> **What you should do**: Show all lines holding the string "image".

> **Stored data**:
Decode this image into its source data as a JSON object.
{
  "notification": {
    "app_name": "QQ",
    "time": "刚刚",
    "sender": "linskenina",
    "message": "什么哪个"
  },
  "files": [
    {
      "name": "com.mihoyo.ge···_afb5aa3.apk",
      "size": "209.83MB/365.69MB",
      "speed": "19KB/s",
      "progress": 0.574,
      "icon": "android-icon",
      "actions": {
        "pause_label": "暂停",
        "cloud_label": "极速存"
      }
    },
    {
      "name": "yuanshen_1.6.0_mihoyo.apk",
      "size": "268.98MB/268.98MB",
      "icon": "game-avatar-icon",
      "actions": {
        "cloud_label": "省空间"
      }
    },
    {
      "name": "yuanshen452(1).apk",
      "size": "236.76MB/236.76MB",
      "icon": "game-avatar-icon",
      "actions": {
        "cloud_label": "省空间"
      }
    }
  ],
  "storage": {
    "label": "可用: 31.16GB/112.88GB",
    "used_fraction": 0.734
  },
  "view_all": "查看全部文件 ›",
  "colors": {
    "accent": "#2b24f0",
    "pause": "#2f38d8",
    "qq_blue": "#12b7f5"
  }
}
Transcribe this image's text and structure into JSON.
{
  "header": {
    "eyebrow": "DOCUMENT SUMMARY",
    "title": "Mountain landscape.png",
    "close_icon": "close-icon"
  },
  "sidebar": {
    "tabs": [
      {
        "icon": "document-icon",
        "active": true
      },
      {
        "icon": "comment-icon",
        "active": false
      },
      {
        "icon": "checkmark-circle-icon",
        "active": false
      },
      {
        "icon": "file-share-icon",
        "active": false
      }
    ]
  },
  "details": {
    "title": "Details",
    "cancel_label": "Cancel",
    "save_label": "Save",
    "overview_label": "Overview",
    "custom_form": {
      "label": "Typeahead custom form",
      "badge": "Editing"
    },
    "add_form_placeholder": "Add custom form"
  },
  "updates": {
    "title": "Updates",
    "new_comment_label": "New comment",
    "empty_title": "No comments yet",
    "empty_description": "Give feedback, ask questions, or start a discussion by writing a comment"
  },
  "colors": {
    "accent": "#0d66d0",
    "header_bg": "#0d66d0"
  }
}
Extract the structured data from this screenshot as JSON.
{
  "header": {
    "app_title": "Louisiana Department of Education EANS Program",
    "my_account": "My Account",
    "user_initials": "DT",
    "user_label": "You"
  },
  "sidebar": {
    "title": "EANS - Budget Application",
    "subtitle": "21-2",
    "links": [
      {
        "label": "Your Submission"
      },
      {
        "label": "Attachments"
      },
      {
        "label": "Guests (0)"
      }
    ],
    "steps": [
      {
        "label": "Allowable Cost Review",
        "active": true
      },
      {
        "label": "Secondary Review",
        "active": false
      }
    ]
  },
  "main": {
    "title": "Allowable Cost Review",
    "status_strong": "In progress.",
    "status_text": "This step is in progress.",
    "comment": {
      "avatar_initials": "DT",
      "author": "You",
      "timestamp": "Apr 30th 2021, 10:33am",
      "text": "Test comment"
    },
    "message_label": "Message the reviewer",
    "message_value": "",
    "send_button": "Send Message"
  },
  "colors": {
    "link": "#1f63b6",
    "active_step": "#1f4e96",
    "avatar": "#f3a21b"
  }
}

> **Result of the task**:
Decode this image into its source data as a JSON object.
Transcribe this image's text and structure into JSON.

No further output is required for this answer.